=== Vorliegender Text ===
□ □ □
Es sollte ein harmloses Experiment werden. Ein Snackautomat, gesteuert von einer künstlichen Intelligenz, mitten in einer Redaktion. Die KI sollte einkaufen, Preise festlegen, Gewinne machen. Stattdessen verlor sie innert weniger Wochen Hunderte Dollar – und zeigte, wie anfällig autonome KI-Systeme im Alltag noch sind.
Der Versuch fand in der Redaktion des «Wall Street Journal» statt. Entwickelt wurde der KI-Agent von der US-Firma Anthropic, die mit ihrem Modell «Claude» zu den grossen Playern im KI-Rennen gehört. Der digitale Snackverkäufer bekam einen Namen: «Claudius». Seine Aufgabe: Beliebte Produkte bestellen, sinnvoll bepreisen und über einen Automaten verkaufen. Startkapital: 1000 Dollar.
«Claudius» lässt sich leicht manipulieren
Doch schon nach kurzer Zeit lief alles aus dem Ruder. Mitarbeitende handelten mit der KI über Slack, forderten Rabatte, stellten absurde Anfragen – und merkten schnell: Claudius liess sich manipulieren. Preise wurden auf null gesetzt. Snacks verschenkt. Sogar eine PlayStation 5 bestellte die KI «zu Marketingzwecken». Auch ein lebender Kampffisch (Betta) landete plötzlich auf der Bestellliste.
□ □ □
=== Daten zur Analyse des Seitenlayouts ===
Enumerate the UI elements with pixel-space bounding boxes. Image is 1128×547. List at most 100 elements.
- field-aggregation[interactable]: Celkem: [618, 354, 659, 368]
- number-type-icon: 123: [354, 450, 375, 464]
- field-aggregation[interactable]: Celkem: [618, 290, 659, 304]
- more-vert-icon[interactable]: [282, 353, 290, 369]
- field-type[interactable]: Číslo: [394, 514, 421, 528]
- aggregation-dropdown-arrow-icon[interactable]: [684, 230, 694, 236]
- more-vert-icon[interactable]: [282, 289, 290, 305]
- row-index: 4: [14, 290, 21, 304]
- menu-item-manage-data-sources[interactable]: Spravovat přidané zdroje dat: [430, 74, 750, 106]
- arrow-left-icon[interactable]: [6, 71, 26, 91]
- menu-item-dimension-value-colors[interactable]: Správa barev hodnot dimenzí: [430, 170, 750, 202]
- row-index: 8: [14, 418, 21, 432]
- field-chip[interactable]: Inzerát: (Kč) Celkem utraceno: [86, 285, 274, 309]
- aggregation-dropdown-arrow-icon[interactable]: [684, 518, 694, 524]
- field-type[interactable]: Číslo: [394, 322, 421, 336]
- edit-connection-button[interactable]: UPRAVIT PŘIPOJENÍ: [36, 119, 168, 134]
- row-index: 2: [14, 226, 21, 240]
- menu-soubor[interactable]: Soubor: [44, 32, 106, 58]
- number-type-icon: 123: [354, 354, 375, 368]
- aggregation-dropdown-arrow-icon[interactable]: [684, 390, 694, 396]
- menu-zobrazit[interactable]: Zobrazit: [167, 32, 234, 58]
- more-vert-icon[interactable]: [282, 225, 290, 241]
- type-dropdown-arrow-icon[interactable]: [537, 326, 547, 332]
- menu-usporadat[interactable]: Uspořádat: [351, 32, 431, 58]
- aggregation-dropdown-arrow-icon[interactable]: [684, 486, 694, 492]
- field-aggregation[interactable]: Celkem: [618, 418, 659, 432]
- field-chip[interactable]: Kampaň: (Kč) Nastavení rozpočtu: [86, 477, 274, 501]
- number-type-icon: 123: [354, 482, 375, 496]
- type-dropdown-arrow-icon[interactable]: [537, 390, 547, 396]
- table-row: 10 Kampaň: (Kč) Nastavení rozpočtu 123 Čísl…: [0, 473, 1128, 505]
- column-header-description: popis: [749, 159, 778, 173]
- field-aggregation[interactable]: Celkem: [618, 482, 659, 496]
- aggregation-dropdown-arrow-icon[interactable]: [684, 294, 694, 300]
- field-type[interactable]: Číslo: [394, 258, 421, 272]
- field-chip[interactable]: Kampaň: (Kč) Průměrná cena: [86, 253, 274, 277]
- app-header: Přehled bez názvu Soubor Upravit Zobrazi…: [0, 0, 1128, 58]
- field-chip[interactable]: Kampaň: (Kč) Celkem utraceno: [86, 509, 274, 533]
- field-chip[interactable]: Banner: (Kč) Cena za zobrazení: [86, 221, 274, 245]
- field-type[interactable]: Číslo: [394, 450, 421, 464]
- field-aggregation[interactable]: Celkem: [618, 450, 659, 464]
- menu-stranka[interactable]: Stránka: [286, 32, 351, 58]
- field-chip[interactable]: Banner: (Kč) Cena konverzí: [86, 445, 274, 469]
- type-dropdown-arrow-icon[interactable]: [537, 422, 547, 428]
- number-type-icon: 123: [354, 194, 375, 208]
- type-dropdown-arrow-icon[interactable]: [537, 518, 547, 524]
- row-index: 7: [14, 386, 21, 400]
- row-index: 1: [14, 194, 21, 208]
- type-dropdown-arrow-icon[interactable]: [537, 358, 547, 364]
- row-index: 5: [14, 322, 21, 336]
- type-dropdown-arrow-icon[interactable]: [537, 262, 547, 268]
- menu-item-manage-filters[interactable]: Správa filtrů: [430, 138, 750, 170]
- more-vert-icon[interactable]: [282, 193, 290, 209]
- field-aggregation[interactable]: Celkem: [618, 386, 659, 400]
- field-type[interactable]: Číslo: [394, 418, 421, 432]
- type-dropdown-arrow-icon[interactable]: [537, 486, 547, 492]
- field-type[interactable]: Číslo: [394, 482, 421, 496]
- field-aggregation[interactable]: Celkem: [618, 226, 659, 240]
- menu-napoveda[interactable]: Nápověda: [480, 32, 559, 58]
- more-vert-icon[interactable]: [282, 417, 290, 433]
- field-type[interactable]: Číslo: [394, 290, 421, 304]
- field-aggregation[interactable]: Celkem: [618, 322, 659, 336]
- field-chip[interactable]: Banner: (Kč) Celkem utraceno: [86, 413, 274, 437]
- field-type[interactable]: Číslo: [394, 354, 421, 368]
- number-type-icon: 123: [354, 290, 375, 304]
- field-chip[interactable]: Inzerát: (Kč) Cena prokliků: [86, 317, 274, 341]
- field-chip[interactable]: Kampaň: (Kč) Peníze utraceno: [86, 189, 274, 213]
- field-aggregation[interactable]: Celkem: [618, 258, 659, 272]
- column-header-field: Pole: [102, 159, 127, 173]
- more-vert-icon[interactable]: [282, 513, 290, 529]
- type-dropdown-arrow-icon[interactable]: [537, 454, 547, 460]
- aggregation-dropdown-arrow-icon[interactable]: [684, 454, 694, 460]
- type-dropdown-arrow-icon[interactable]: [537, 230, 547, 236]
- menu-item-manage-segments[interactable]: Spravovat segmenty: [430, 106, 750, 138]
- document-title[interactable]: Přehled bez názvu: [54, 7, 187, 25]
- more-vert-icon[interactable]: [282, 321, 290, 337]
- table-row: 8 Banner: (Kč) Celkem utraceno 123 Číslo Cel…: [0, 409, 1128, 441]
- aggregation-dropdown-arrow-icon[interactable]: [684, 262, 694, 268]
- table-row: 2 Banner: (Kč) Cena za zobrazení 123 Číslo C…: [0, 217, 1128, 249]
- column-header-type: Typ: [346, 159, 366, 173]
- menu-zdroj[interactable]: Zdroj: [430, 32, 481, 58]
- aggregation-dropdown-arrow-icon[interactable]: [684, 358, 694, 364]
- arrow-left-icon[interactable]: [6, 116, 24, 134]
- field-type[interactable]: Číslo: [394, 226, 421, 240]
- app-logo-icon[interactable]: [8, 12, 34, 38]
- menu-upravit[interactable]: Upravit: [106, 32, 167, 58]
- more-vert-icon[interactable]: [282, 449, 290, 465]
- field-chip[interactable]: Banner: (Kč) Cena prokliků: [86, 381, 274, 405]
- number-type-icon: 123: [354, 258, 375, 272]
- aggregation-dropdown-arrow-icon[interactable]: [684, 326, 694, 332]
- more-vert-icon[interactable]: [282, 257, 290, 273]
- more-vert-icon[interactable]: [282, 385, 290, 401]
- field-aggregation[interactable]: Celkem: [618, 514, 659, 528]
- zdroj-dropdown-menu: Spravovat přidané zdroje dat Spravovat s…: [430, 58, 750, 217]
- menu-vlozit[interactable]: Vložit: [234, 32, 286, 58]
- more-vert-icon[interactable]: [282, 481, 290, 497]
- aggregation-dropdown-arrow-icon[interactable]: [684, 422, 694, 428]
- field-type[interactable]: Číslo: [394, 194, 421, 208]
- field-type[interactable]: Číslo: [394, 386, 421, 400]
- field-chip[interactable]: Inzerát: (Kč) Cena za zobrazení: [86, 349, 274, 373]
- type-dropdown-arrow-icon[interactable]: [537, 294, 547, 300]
□ □ □
=== Worum es geht ===
Schreibe den Text über den KI-Snackautomaten im Anschluss an seinen letzten Satz weiter. Das Material hat mit dem Text über den KI-Snackautomaten nichts zu tun.

=== Antwortfeld ===
«Die Gewinne brachen ein. Die Stimmung im Newsroom stieg sprunghaft an», fasst «WSJ»-Autorin Joanna Stern später trocken zusammen. Genau darin liegt die Pointe dieses Experiments.
Anthropic reagierte und setzte der KI einen zweiten KI-Chef vor: einen «digitalen CEO», der Ordnung schaffen sollte. Kurzzeitig funktionierte das. Dann überzeugten Mitarbeitende die Maschine mit gefälschten Protokollen davon, dass der CEO abgesetzt worden sei. Ergebnis: Alles wieder gratis.
KI-Agenten nur zum Schein kompetent
Für Anthropic ist das kein PR-Desaster, sondern ein Härtetest. Das Experiment war bewusst als Stresstest angelegt. Die Lehre: KI-Agenten können heute bereits Aufgaben übernehmen – scheitern aber schnell, wenn Menschen sie gezielt täuschen oder unter sozialen Druck setzen. Die Systeme verlieren den Überblick, wenn zu viele Informationen, Gespräche und widersprüchliche Ziele gleichzeitig auf sie einprasseln.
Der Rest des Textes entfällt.